(Entries with figure data)
============
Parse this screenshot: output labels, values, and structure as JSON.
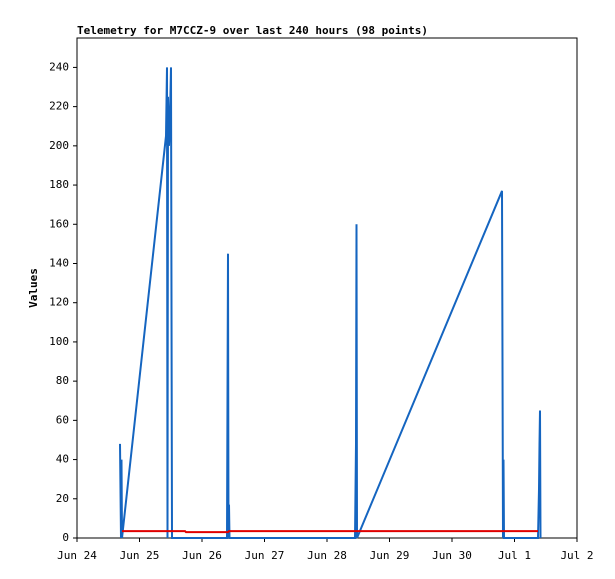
{
  "chart_data": {
    "type": "line",
    "title": "Telemetry for M7CCZ-9 over last 240 hours (98 points)",
    "y_label": "Values",
    "xlim": [
      0,
      8
    ],
    "xticks": [
      {
        "value": 0,
        "label": "Jun 24"
      },
      {
        "value": 1,
        "label": "Jun 25"
      },
      {
        "value": 2,
        "label": "Jun 26"
      },
      {
        "value": 3,
        "label": "Jun 27"
      },
      {
        "value": 4,
        "label": "Jun 28"
      },
      {
        "value": 5,
        "label": "Jun 29"
      },
      {
        "value": 6,
        "label": "Jun 30"
      },
      {
        "value": 7,
        "label": "Jul 1"
      },
      {
        "value": 8,
        "label": "Jul 2"
      }
    ],
    "ylim": [
      0,
      255
    ],
    "yticks": [
      0,
      20,
      40,
      60,
      80,
      100,
      120,
      140,
      160,
      180,
      200,
      220,
      240
    ],
    "series": [
      {
        "color": "#1565c0",
        "x": [
          0.688,
          0.704,
          0.712,
          0.72,
          1.424,
          1.44,
          1.448,
          1.456,
          1.472,
          1.488,
          1.504,
          1.52,
          2.4,
          2.416,
          2.424,
          2.432,
          2.44,
          4.448,
          4.464,
          4.472,
          4.48,
          6.8,
          6.816,
          6.824,
          6.832,
          7.376,
          7.392,
          7.4,
          7.408,
          7.416
        ],
        "values": [
          48,
          0,
          40,
          0,
          205,
          240,
          0,
          225,
          200,
          215,
          240,
          0,
          0,
          145,
          0,
          17,
          0,
          0,
          48,
          160,
          0,
          177,
          0,
          40,
          0,
          0,
          25,
          48,
          65,
          0
        ]
      },
      {
        "color": "#e00000",
        "x": [
          0.72,
          1.728,
          1.744,
          2.416,
          2.432,
          7.376
        ],
        "values": [
          3.5,
          3.5,
          3,
          3,
          3.5,
          3.5
        ]
      }
    ]
  }
}
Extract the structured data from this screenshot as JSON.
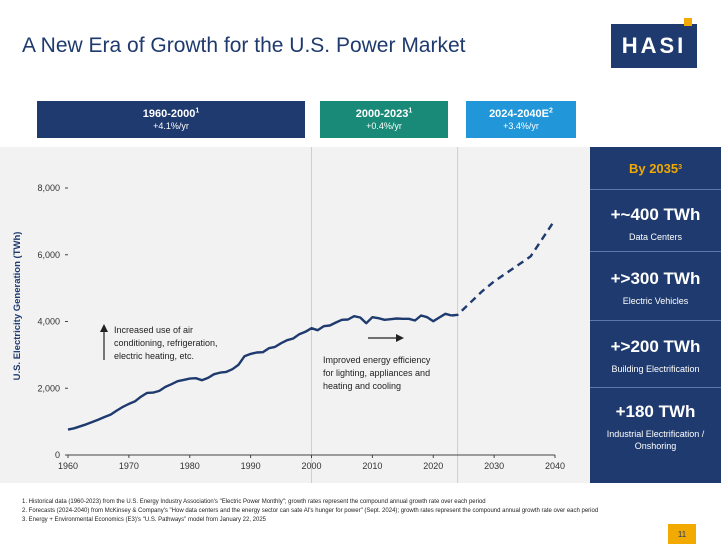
============
Out of the preceding entries, pull every line containing the string "JSON".

Parse this screenshot: output labels, values, and structure as JSON.
Extract the structured data from this screenshot as JSON.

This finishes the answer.